▶ [Short exercise]: From the data that follows, copy every line holding the string "activated".

▶ [Stored records]:
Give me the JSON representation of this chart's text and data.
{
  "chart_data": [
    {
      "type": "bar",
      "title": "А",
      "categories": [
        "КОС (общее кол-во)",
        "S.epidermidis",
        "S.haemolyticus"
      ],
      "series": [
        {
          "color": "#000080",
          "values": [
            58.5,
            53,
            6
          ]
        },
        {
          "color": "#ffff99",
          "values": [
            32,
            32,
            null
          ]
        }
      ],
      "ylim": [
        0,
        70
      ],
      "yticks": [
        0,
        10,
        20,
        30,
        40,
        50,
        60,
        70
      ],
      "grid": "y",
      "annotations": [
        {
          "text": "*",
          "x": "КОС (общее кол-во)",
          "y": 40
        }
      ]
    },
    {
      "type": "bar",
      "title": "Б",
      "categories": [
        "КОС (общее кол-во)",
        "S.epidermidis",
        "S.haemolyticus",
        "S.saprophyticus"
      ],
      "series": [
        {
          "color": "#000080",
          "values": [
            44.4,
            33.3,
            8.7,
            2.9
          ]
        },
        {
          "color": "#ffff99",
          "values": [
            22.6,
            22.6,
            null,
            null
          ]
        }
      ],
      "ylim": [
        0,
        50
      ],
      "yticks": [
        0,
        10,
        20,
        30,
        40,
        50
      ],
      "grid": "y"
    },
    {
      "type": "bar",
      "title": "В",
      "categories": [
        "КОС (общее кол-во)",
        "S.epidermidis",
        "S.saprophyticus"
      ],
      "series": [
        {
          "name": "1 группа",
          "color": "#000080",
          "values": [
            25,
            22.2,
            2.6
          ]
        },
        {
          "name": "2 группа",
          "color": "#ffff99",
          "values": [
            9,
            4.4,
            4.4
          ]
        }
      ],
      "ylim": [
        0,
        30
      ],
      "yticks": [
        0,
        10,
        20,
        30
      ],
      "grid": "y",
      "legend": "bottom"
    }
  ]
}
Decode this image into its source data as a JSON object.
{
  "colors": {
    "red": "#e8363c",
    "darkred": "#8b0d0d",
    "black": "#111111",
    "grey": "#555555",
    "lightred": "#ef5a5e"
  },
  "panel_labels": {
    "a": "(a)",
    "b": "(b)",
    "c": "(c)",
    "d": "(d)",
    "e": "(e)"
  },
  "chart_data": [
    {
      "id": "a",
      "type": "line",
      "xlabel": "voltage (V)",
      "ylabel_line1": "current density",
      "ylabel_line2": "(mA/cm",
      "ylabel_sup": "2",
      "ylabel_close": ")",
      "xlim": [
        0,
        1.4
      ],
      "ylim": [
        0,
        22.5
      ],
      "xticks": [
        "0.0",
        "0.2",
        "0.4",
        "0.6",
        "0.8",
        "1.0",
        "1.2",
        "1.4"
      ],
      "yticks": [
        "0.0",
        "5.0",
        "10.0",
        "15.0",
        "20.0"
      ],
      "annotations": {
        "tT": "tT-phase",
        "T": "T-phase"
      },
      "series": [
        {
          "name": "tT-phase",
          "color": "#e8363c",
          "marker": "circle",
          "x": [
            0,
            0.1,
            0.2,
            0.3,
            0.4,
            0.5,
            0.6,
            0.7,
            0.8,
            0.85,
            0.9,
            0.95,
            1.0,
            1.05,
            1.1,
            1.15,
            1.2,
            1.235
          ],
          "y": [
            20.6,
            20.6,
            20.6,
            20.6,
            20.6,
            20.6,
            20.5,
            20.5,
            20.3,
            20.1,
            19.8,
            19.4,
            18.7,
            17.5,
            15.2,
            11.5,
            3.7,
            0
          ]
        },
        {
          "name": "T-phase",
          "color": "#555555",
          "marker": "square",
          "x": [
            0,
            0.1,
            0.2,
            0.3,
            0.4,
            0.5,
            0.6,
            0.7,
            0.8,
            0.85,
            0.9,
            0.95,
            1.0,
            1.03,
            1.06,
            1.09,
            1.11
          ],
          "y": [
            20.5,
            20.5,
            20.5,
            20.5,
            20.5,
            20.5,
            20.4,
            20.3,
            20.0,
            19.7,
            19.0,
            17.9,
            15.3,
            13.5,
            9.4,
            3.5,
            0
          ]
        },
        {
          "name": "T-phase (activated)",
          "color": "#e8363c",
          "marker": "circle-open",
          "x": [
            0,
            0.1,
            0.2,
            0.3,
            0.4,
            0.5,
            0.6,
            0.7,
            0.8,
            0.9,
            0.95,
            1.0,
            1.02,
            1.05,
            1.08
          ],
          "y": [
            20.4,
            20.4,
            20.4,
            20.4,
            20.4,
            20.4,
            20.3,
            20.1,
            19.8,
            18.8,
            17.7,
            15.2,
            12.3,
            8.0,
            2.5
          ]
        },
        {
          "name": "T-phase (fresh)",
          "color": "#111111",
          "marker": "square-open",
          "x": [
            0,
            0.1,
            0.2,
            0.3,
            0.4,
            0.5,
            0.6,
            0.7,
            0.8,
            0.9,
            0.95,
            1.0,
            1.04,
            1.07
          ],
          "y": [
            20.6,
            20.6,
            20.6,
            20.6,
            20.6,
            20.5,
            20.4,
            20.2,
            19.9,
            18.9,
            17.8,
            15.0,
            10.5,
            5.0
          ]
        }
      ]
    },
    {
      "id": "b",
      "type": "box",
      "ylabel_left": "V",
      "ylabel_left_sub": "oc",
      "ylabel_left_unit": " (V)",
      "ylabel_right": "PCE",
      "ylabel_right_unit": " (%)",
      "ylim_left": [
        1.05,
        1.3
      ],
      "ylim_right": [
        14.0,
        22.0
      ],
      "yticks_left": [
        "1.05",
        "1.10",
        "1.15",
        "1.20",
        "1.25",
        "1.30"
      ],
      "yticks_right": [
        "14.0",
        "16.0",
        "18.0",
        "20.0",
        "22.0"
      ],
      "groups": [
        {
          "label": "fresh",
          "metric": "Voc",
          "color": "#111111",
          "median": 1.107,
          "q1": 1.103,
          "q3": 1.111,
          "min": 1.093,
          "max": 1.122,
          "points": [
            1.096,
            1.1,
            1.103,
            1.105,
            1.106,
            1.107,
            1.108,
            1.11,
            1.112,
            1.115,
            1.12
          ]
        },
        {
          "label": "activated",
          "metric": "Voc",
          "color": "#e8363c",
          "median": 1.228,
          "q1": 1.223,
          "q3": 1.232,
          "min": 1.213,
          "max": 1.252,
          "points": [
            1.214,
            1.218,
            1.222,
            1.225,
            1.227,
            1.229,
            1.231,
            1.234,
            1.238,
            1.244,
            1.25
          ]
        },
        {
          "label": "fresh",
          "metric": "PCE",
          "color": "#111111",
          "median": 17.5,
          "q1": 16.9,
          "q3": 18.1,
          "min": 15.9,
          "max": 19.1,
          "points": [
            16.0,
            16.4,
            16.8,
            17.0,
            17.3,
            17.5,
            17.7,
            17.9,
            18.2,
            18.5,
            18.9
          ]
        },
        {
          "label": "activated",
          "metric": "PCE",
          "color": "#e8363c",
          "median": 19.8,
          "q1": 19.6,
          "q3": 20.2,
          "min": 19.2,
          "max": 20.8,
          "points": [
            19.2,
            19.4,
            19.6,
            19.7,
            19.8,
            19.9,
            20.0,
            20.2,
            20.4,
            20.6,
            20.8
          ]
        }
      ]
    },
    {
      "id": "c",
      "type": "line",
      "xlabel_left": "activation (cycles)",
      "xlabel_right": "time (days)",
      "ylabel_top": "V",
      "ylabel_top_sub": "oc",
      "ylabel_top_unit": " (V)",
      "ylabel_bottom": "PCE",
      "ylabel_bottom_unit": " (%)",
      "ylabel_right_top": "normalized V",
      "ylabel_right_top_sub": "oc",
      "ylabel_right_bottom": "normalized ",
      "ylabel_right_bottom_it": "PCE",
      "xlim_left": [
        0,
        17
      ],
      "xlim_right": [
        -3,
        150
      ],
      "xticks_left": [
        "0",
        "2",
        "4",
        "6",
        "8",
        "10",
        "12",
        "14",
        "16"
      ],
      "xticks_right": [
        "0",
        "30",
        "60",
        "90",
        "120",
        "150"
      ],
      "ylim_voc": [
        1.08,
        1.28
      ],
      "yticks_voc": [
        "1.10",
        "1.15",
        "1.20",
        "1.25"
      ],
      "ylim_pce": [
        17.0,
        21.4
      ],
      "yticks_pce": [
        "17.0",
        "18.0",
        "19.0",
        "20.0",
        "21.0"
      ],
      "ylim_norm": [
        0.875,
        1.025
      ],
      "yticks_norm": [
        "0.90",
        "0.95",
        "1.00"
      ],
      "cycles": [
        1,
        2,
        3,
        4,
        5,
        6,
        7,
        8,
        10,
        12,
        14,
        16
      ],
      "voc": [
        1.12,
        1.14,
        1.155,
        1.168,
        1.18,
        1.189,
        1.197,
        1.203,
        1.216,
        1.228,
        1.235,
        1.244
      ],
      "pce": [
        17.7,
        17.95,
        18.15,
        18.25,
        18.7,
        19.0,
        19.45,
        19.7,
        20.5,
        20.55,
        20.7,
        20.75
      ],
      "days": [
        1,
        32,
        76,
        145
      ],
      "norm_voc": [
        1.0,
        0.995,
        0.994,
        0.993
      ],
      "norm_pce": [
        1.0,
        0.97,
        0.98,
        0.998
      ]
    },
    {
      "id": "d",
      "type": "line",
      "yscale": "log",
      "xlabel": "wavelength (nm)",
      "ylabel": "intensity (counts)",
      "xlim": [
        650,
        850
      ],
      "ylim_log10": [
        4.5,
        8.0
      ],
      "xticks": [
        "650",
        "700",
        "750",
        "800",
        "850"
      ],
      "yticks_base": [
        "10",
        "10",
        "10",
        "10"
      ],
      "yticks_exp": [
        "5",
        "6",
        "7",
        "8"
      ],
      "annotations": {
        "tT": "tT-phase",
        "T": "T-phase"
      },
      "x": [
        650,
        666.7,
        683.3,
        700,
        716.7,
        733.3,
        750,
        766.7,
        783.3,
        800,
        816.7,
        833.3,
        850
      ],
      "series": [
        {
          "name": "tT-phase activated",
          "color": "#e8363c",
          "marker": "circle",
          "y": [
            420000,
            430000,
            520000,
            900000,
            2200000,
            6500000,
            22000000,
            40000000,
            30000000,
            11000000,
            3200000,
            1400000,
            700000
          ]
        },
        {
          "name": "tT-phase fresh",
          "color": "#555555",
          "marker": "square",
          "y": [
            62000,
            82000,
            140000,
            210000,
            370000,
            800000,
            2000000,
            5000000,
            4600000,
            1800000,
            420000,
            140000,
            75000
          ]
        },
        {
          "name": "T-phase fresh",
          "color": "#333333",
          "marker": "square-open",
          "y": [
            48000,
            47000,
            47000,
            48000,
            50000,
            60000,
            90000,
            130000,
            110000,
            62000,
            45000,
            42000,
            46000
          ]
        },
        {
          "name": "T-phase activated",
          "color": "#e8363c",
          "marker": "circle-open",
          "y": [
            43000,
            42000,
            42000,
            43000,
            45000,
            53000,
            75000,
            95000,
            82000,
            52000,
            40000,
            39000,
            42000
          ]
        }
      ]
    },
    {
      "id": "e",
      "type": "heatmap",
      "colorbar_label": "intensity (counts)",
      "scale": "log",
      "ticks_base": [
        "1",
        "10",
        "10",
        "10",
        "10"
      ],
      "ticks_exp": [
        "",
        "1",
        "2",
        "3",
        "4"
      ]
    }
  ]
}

▶ [Result]:
          "name": "T-phase (activated)",
          "label": "activated",
          "label": "activated",
          "name": "tT-phase activated",
          "name": "T-phase activated",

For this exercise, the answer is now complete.